-- start of Extracted records --

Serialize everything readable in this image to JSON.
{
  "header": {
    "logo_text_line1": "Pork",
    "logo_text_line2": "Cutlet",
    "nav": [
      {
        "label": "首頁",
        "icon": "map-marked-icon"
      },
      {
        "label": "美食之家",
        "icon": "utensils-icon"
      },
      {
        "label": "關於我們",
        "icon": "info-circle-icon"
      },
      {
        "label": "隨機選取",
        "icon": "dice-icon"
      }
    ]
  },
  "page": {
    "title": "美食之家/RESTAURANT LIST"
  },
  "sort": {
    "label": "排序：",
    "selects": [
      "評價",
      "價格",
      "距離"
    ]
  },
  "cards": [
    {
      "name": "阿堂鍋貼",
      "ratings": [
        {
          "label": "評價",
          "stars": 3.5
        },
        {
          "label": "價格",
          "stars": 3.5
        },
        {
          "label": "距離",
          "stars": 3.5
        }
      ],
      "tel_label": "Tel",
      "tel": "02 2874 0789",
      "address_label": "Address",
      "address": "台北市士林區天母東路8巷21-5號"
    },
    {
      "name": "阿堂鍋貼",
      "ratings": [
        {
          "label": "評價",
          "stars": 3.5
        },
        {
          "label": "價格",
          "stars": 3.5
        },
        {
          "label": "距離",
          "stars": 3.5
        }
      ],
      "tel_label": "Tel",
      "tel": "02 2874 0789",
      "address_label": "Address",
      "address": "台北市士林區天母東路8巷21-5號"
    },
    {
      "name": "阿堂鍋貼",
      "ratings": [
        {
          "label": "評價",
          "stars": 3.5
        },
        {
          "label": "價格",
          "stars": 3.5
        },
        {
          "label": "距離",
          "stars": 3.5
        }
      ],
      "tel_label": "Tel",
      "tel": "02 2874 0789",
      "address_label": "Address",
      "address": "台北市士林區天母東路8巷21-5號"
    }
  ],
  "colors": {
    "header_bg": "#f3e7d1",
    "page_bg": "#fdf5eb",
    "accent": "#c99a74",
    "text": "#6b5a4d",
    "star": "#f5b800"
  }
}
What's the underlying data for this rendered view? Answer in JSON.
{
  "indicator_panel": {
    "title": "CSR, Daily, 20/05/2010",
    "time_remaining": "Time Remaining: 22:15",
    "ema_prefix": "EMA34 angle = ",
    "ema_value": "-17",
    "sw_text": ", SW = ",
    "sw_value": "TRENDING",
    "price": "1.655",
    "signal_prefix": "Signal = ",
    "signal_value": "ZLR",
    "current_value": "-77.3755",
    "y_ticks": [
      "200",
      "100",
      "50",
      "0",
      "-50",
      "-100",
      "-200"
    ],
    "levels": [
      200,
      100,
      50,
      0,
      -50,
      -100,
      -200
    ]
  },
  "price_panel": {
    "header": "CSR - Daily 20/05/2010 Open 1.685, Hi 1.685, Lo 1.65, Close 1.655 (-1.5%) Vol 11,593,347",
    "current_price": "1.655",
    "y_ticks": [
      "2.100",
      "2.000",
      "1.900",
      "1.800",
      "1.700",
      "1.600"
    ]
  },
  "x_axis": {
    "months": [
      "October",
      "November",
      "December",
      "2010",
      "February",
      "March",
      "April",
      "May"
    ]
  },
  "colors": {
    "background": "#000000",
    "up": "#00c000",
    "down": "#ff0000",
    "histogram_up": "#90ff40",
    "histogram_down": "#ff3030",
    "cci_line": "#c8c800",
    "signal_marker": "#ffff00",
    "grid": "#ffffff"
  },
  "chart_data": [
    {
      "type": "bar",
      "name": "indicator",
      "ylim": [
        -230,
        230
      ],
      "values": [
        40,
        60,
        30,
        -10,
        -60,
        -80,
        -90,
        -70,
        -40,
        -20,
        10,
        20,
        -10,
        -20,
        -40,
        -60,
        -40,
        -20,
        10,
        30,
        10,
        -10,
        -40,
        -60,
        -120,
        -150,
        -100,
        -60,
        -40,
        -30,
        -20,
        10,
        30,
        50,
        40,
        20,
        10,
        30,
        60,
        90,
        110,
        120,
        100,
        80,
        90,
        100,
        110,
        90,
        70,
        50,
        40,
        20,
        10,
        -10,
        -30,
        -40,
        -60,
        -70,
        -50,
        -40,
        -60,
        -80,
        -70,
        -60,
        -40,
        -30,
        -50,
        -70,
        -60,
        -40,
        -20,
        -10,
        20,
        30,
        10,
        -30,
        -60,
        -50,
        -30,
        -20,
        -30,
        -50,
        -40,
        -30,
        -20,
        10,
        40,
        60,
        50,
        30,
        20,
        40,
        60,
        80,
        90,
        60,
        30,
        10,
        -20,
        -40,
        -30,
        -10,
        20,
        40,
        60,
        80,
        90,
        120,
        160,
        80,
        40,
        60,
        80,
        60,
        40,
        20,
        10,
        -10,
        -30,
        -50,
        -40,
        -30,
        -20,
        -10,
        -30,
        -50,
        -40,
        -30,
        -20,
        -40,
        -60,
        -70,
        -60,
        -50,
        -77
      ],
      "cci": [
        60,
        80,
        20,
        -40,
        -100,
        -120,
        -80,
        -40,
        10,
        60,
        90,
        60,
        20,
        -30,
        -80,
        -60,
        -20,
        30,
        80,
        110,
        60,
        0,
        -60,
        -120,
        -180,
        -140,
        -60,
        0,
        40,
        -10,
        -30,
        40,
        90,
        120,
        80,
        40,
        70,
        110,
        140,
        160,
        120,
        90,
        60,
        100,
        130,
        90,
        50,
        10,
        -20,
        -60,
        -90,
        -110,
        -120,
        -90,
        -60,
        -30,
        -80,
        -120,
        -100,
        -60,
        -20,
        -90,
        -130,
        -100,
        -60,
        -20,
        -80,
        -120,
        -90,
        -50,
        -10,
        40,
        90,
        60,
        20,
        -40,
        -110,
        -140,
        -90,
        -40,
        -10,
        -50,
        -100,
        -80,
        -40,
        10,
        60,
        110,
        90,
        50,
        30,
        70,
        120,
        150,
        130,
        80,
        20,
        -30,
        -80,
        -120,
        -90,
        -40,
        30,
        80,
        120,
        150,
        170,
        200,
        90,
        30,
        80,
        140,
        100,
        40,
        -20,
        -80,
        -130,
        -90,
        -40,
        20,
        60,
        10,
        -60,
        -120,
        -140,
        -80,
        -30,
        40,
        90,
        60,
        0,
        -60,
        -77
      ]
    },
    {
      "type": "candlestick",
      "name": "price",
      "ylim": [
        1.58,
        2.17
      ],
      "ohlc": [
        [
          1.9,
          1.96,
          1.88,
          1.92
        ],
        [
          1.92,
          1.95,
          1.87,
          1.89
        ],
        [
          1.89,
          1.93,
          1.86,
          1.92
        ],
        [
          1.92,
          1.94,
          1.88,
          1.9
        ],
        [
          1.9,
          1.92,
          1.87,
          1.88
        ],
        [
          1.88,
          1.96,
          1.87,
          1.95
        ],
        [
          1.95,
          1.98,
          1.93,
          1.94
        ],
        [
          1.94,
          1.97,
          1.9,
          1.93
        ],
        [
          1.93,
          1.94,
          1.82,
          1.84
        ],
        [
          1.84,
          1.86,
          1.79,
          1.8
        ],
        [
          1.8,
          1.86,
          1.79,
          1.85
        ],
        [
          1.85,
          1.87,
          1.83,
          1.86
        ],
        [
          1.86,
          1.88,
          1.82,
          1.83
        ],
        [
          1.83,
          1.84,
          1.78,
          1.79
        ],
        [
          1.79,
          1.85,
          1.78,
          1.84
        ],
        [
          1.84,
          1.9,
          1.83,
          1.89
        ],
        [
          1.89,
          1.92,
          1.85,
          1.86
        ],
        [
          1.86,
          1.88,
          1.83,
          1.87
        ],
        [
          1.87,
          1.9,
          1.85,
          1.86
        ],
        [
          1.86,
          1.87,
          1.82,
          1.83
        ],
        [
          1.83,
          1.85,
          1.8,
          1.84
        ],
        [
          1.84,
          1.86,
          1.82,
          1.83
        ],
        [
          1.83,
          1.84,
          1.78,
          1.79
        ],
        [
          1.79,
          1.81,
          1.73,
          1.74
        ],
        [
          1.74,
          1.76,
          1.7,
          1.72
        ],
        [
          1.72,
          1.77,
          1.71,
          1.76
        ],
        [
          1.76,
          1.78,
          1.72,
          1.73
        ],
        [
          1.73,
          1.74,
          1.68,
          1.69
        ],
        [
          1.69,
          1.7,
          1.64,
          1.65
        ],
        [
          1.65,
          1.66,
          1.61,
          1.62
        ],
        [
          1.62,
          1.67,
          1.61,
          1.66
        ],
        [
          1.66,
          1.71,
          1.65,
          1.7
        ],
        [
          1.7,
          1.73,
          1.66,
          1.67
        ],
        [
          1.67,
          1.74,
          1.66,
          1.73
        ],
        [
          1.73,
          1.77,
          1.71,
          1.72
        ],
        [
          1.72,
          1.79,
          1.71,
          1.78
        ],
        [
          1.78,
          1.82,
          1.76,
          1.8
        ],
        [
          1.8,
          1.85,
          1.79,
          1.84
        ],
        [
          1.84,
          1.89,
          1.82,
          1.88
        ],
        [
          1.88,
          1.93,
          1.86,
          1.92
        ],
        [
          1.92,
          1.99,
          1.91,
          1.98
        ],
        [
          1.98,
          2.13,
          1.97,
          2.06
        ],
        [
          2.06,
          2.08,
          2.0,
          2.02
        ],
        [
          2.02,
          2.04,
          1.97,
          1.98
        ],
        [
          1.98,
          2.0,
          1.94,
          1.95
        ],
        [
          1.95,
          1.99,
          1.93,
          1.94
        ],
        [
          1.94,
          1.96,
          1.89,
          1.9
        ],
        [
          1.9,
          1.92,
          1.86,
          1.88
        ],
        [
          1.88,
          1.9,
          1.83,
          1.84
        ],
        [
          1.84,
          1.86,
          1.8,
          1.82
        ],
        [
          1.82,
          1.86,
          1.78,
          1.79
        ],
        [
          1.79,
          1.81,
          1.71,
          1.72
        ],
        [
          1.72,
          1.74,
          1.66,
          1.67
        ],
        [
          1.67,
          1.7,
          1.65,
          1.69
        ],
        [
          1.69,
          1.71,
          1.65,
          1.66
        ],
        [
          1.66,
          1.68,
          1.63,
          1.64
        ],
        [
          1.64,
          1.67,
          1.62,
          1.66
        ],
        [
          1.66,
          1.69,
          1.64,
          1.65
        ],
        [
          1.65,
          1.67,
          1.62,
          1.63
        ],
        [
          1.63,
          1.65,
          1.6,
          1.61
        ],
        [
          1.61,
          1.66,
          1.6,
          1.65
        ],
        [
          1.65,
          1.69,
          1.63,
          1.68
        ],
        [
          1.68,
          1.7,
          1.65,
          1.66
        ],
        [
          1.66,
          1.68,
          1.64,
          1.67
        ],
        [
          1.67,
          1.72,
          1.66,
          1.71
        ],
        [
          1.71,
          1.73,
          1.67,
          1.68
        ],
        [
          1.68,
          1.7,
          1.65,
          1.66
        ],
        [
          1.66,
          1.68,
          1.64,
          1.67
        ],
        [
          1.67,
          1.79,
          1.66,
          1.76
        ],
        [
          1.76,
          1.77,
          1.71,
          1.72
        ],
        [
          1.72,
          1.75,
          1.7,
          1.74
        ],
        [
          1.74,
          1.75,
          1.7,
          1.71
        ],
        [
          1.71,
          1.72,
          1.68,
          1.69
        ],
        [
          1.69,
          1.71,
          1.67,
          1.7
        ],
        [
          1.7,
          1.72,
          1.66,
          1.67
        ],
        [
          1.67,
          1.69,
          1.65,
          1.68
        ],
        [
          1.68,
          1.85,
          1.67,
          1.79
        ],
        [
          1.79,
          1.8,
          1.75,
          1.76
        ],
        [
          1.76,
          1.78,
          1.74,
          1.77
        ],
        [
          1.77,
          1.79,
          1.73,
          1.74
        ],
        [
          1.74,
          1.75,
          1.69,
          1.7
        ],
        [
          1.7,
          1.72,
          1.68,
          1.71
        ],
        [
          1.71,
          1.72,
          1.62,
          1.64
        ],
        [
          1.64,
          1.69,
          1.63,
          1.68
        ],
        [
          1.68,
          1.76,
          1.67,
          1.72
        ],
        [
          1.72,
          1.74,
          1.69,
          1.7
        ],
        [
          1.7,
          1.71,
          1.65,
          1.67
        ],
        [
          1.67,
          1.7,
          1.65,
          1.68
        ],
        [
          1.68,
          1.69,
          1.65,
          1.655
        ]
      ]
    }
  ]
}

-- end of Extracted records --

_What to work on_:
Each line with the string "this" in it needs to be found and copied.

_Written response_:
Serialize everything readable in this image to JSON.
What's the underlying data for this rendered view? Answer in JSON.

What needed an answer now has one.